(Dataset records)

----------

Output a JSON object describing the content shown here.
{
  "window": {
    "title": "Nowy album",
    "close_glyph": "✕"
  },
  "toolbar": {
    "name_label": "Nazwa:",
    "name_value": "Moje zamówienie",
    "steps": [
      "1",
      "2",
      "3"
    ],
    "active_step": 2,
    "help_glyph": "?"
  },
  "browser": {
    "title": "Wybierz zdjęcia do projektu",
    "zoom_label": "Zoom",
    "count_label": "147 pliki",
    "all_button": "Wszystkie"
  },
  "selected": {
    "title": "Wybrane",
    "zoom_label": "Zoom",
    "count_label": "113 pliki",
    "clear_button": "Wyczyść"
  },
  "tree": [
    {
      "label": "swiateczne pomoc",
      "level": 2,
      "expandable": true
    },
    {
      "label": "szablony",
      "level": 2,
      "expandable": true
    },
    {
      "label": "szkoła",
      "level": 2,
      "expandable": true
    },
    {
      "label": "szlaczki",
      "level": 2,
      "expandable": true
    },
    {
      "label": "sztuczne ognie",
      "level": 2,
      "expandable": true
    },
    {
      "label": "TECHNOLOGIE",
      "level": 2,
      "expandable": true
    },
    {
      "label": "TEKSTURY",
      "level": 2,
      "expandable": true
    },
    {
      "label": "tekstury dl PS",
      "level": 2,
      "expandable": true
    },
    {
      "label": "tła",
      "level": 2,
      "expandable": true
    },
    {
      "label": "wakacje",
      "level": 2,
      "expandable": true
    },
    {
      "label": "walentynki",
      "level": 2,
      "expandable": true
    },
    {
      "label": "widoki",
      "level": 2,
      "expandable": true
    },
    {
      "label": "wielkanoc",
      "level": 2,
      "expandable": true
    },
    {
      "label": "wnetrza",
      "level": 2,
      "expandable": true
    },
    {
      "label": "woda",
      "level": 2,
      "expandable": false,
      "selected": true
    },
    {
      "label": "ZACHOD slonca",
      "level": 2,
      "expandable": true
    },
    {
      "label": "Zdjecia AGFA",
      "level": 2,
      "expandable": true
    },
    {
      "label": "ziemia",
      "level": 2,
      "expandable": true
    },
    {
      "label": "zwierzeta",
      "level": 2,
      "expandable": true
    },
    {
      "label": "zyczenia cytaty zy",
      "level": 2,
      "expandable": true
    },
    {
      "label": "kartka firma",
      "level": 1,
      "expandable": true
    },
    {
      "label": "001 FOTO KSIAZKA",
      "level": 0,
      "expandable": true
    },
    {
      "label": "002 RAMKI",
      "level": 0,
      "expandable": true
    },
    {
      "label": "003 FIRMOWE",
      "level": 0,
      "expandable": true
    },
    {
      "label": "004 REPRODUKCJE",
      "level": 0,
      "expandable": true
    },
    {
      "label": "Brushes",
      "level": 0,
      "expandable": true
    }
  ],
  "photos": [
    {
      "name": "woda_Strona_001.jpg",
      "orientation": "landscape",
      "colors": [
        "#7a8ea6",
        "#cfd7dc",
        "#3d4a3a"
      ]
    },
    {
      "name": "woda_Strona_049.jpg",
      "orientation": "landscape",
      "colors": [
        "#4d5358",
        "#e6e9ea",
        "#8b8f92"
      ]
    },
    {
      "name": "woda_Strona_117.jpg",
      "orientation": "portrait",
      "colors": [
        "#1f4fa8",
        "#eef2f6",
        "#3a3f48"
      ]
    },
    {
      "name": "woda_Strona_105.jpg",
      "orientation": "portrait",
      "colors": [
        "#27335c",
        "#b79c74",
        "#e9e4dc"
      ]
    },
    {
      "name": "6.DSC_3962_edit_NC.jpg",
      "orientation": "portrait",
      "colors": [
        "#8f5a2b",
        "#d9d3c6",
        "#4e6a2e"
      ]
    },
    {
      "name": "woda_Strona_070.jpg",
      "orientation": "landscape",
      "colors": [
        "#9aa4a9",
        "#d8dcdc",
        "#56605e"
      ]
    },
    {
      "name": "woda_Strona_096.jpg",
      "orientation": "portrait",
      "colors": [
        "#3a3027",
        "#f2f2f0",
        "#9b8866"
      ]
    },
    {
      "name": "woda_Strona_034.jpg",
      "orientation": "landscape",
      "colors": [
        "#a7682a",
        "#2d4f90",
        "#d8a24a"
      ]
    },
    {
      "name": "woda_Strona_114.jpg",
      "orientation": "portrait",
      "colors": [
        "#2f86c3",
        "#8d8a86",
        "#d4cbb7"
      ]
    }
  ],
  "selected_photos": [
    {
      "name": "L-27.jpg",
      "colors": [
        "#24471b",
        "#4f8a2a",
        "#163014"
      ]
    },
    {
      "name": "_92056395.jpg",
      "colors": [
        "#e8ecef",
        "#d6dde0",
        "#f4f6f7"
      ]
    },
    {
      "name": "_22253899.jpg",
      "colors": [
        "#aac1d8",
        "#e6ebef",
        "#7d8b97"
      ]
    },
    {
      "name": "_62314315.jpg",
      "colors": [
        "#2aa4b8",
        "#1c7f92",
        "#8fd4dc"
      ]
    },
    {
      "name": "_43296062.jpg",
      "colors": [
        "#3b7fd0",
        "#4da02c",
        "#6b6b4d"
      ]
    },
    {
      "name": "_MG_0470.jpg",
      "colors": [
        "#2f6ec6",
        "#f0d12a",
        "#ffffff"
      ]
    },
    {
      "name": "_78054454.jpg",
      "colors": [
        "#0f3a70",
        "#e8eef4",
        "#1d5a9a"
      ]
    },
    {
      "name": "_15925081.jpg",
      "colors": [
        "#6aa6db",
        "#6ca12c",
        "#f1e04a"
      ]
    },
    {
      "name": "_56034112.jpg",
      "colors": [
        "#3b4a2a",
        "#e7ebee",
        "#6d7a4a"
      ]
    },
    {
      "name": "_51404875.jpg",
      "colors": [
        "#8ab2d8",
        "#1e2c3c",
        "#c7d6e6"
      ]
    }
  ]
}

----------

WHAT THE TASK ASKS -
All of the entries must be written out exactly as they stand.

SOLUTION FOR THIS EXERCISE -
Output a JSON object describing the content shown here.
{
  "window": {
    "title": "Nowy album",
    "close_glyph": "✕"
  },
  "toolbar": {
    "name_label": "Nazwa:",
    "name_value": "Moje zamówienie",
    "steps": [
      "1",
      "2",
      "3"
    ],
    "active_step": 2,
    "help_glyph": "?"
  },
  "browser": {
    "title": "Wybierz zdjęcia do projektu",
    "zoom_label": "Zoom",
    "count_label": "147 pliki",
    "all_button": "Wszystkie"
  },
  "selected": {
    "title": "Wybrane",
    "zoom_label": "Zoom",
    "count_label": "113 pliki",
    "clear_button": "Wyczyść"
  },
  "tree": [
    {
      "label": "swiateczne pomoc",
      "level": 2,
      "expandable": true
    },
    {
      "label": "szablony",
      "level": 2,
      "expandable": true
    },
    {
      "label": "szkoła",
      "level": 2,
      "expandable": true
    },
    {
      "label": "szlaczki",
      "level": 2,
      "expandable": true
    },
    {
      "label": "sztuczne ognie",
      "level": 2,
      "expandable": true
    },
    {
      "label": "TECHNOLOGIE",
      "level": 2,
      "expandable": true
    },
    {
      "label": "TEKSTURY",
      "level": 2,
      "expandable": true
    },
    {
      "label": "tekstury dl PS",
      "level": 2,
      "expandable": true
    },
    {
      "label": "tła",
      "level": 2,
      "expandable": true
    },
    {
      "label": "wakacje",
      "level": 2,
      "expandable": true
    },
    {
      "label": "walentynki",
      "level": 2,
      "expandable": true
    },
    {
      "label": "widoki",
      "level": 2,
      "expandable": true
    },
    {
      "label": "wielkanoc",
      "level": 2,
      "expandable": true
    },
    {
      "label": "wnetrza",
      "level": 2,
      "expandable": true
    },
    {
      "label": "woda",
      "level": 2,
      "expandable": false,
      "selected": true
    },
    {
      "label": "ZACHOD slonca",
      "level": 2,
      "expandable": true
    },
    {
      "label": "Zdjecia AGFA",
      "level": 2,
      "expandable": true
    },
    {
      "label": "ziemia",
      "level": 2,
      "expandable": true
    },
    {
      "label": "zwierzeta",
      "level": 2,
      "expandable": true
    },
    {
      "label": "zyczenia cytaty zy",
      "level": 2,
      "expandable": true
    },
    {
      "label": "kartka firma",
      "level": 1,
      "expandable": true
    },
    {
      "label": "001 FOTO KSIAZKA",
      "level": 0,
      "expandable": true
    },
    {
      "label": "002 RAMKI",
      "level": 0,
      "expandable": true
    },
    {
      "label": "003 FIRMOWE",
      "level": 0,
      "expandable": true
    },
    {
      "label": "004 REPRODUKCJE",
      "level": 0,
      "expandable": true
    },
    {
      "label": "Brushes",
      "level": 0,
      "expandable": true
    }
  ],
  "photos": [
    {
      "name": "woda_Strona_001.jpg",
      "orientation": "landscape",
      "colors": [
        "#7a8ea6",
        "#cfd7dc",
        "#3d4a3a"
      ]
    },
    {
      "name": "woda_Strona_049.jpg",
      "orientation": "landscape",
      "colors": [
        "#4d5358",
        "#e6e9ea",
        "#8b8f92"
      ]
    },
    {
      "name": "woda_Strona_117.jpg",
      "orientation": "portrait",
      "colors": [
        "#1f4fa8",
        "#eef2f6",
        "#3a3f48"
      ]
    },
    {
      "name": "woda_Strona_105.jpg",
      "orientation": "portrait",
      "colors": [
        "#27335c",
        "#b79c74",
        "#e9e4dc"
      ]
    },
    {
      "name": "6.DSC_3962_edit_NC.jpg",
      "orientation": "portrait",
      "colors": [
        "#8f5a2b",
        "#d9d3c6",
        "#4e6a2e"
      ]
    },
    {
      "name": "woda_Strona_070.jpg",
      "orientation": "landscape",
      "colors": [
        "#9aa4a9",
        "#d8dcdc",
        "#56605e"
      ]
    },
    {
      "name": "woda_Strona_096.jpg",
      "orientation": "portrait",
      "colors": [
        "#3a3027",
        "#f2f2f0",
        "#9b8866"
      ]
    },
    {
      "name": "woda_Strona_034.jpg",
      "orientation": "landscape",
      "colors": [
        "#a7682a",
        "#2d4f90",
        "#d8a24a"
      ]
    },
    {
      "name": "woda_Strona_114.jpg",
      "orientation": "portrait",
      "colors": [
        "#2f86c3",
        "#8d8a86",
        "#d4cbb7"
      ]
    }
  ],
  "selected_photos": [
    {
      "name": "L-27.jpg",
      "colors": [
        "#24471b",
        "#4f8a2a",
        "#163014"
      ]
    },
    {
      "name": "_92056395.jpg",
      "colors": [
        "#e8ecef",
        "#d6dde0",
        "#f4f6f7"
      ]
    },
    {
      "name": "_22253899.jpg",
      "colors": [
        "#aac1d8",
        "#e6ebef",
        "#7d8b97"
      ]
    },
    {
      "name": "_62314315.jpg",
      "colors": [
        "#2aa4b8",
        "#1c7f92",
        "#8fd4dc"
      ]
    },
    {
      "name": "_43296062.jpg",
      "colors": [
        "#3b7fd0",
        "#4da02c",
        "#6b6b4d"
      ]
    },
    {
      "name": "_MG_0470.jpg",
      "colors": [
        "#2f6ec6",
        "#f0d12a",
        "#ffffff"
      ]
    },
    {
      "name": "_78054454.jpg",
      "colors": [
        "#0f3a70",
        "#e8eef4",
        "#1d5a9a"
      ]
    },
    {
      "name": "_15925081.jpg",
      "colors": [
        "#6aa6db",
        "#6ca12c",
        "#f1e04a"
      ]
    },
    {
      "name": "_56034112.jpg",
      "colors": [
        "#3b4a2a",
        "#e7ebee",
        "#6d7a4a"
      ]
    },
    {
      "name": "_51404875.jpg",
      "colors": [
        "#8ab2d8",
        "#1e2c3c",
        "#c7d6e6"
      ]
    }
  ]
}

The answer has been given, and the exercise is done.